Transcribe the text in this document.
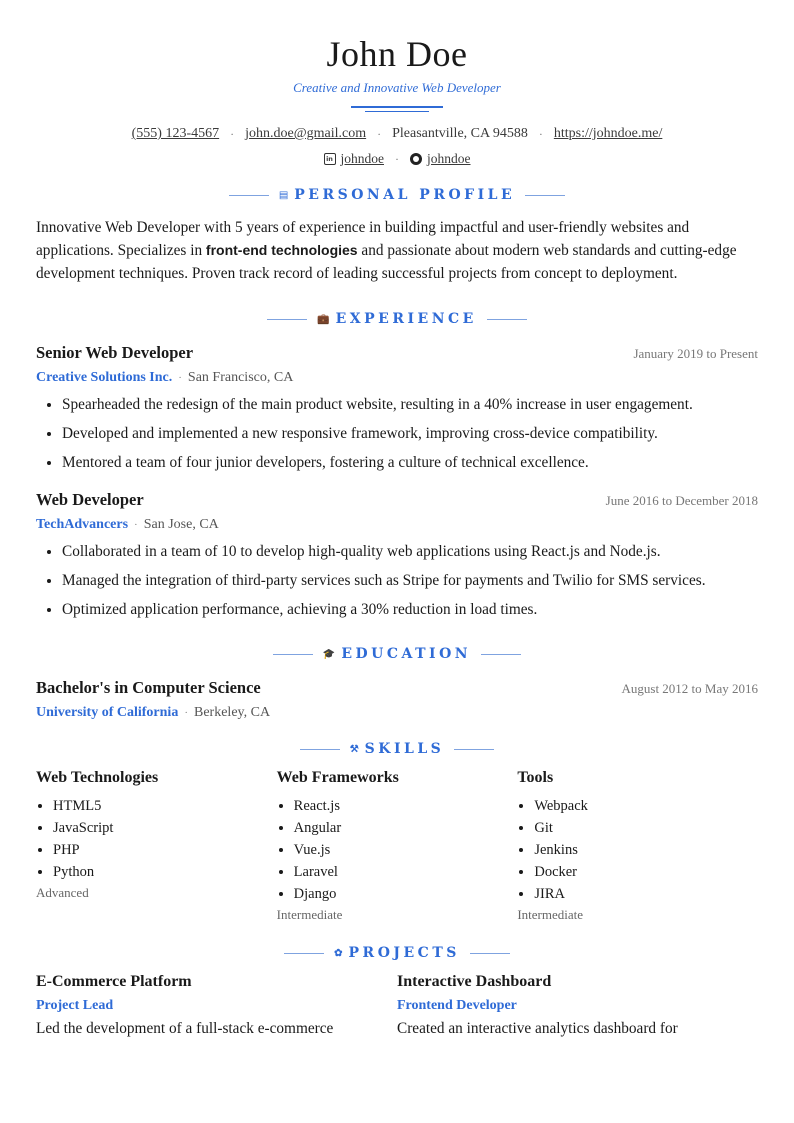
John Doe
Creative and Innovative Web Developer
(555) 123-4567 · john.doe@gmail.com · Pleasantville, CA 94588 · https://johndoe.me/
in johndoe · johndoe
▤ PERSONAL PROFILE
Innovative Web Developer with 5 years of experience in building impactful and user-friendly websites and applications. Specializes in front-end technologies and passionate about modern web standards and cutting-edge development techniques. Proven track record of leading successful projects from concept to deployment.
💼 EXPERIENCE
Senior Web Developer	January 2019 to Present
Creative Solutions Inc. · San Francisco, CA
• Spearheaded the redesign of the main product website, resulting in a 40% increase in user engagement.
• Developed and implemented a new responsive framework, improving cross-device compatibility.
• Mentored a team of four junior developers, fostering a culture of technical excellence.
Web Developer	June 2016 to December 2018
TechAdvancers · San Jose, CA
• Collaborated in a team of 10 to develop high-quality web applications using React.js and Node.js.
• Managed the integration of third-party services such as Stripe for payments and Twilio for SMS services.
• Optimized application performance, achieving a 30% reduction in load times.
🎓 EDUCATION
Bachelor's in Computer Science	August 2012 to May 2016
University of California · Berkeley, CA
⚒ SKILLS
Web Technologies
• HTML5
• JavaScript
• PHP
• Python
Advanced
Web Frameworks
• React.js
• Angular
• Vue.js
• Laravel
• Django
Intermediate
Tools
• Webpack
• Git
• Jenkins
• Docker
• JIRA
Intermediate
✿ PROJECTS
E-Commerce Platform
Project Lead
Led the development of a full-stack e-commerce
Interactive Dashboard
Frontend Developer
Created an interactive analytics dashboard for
***
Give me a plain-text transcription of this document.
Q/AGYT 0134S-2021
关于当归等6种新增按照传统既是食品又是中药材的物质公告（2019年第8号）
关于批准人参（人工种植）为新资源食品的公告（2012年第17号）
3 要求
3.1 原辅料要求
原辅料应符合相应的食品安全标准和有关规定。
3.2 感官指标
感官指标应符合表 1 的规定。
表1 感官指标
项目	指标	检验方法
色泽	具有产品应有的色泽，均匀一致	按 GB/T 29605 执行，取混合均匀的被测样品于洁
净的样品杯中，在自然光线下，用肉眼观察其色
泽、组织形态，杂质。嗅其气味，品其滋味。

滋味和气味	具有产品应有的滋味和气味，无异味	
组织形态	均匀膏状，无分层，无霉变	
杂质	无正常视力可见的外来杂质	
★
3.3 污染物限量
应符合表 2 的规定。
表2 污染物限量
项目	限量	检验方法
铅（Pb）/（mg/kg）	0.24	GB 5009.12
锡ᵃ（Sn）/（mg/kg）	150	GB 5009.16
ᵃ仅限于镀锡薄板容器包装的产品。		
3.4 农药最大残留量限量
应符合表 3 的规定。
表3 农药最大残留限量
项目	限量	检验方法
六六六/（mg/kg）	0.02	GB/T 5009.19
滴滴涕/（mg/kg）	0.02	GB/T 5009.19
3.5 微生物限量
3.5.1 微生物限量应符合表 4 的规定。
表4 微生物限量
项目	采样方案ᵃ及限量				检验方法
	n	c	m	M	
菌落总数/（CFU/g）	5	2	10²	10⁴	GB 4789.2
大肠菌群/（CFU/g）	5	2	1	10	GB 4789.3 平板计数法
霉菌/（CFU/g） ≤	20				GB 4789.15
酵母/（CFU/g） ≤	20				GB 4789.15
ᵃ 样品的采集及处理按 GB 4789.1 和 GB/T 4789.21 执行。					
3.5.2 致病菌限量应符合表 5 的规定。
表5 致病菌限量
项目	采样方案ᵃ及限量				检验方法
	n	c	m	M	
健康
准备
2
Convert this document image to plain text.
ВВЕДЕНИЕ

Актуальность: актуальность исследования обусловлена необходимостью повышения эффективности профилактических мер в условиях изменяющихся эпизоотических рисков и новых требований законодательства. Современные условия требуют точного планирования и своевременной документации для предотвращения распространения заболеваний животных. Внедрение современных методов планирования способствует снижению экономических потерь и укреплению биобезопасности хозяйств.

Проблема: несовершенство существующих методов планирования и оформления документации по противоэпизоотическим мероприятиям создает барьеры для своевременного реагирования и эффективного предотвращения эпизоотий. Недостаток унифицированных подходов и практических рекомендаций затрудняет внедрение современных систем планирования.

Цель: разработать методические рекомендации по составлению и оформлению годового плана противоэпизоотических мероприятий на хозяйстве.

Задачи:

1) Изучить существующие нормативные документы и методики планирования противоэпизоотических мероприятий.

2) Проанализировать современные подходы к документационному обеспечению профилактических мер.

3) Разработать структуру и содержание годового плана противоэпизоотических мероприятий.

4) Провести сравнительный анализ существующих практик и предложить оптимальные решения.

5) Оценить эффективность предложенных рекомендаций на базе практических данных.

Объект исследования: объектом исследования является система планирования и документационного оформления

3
***
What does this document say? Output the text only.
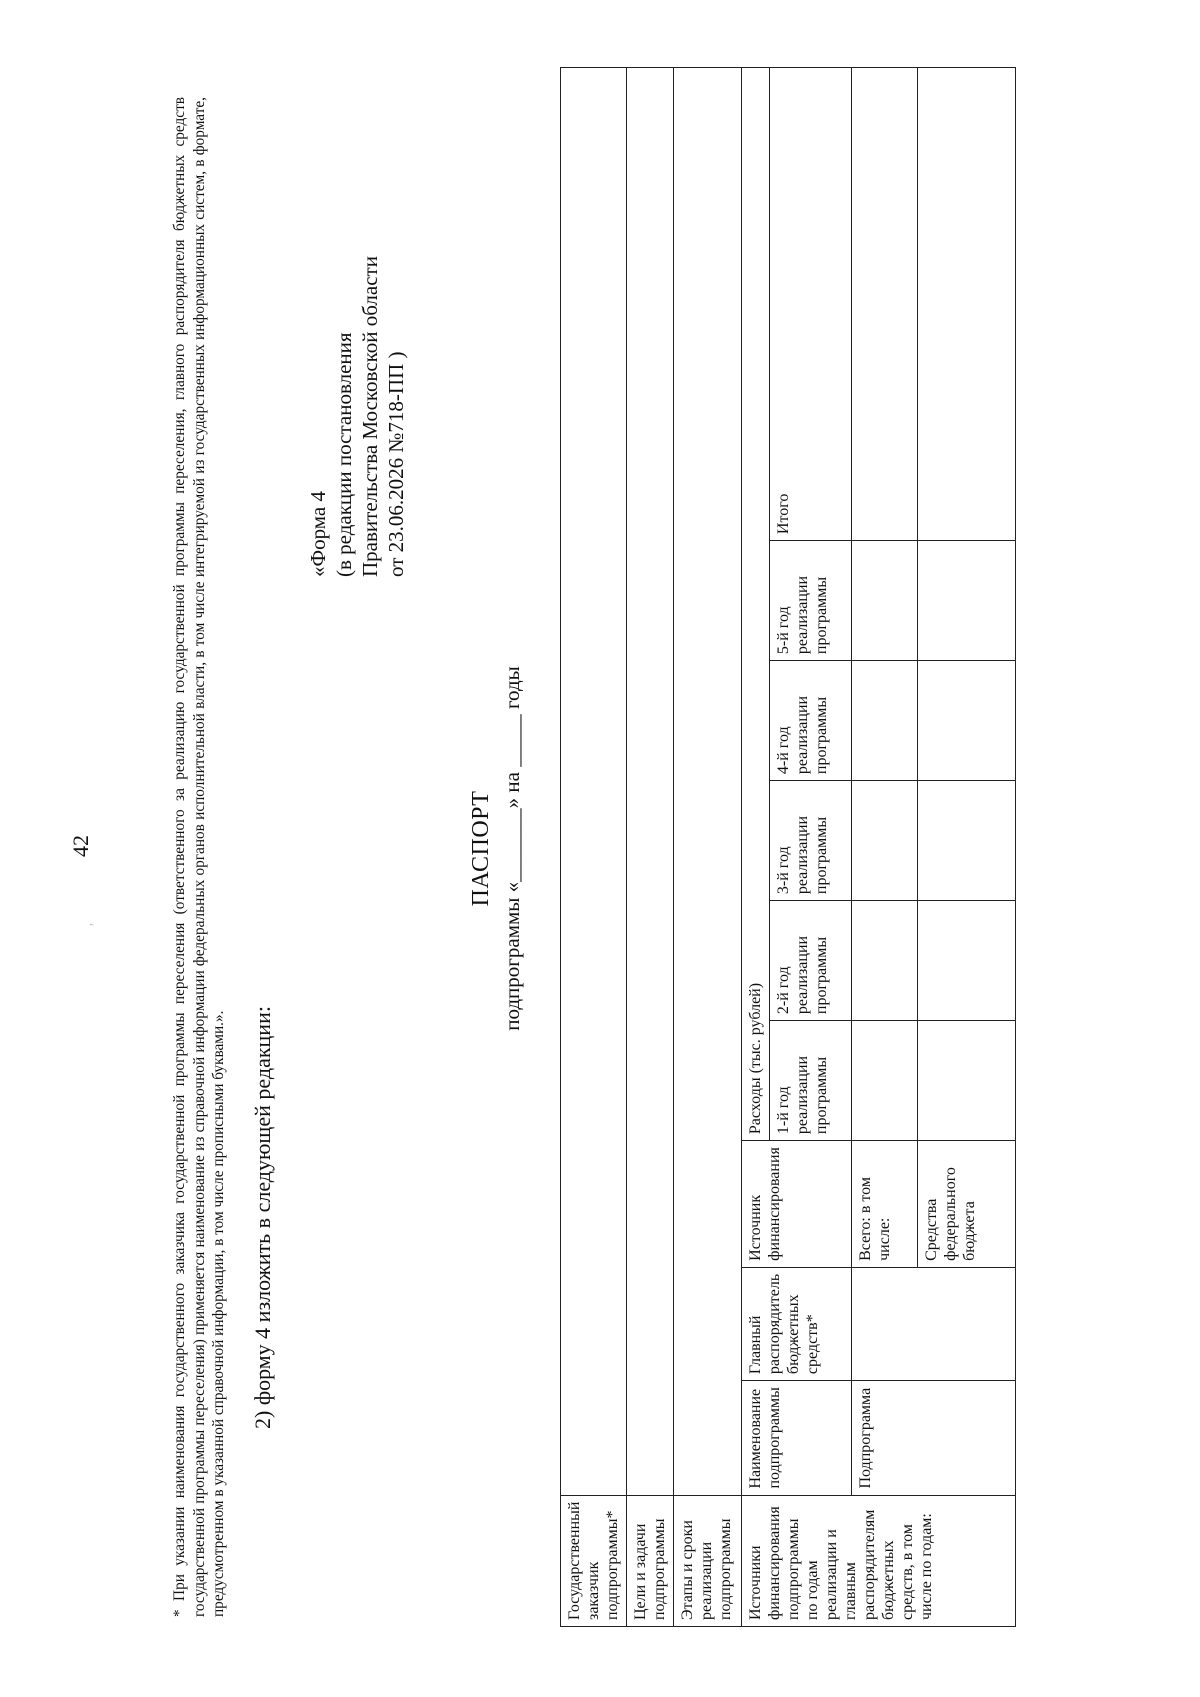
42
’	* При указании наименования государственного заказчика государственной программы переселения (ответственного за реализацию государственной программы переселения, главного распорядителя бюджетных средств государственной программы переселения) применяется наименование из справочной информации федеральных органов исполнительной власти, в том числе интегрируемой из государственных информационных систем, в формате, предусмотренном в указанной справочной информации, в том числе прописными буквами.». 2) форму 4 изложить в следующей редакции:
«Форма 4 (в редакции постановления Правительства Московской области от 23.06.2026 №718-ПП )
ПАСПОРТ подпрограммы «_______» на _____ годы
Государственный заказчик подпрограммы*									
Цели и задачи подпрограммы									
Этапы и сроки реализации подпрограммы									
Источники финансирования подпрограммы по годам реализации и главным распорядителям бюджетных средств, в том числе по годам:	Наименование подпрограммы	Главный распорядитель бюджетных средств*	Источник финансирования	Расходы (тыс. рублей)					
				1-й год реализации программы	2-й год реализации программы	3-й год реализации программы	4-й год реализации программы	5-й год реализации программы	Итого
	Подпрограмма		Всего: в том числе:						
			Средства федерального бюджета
***
TASK BRIEF —
Gather each line in these records that contains the string "this".

FINAL RESULT —
Transcribe the text in this document.
Give me a plain-text transcription of this document.
Convert this document image to plain text.
What does this document say? Output the text only.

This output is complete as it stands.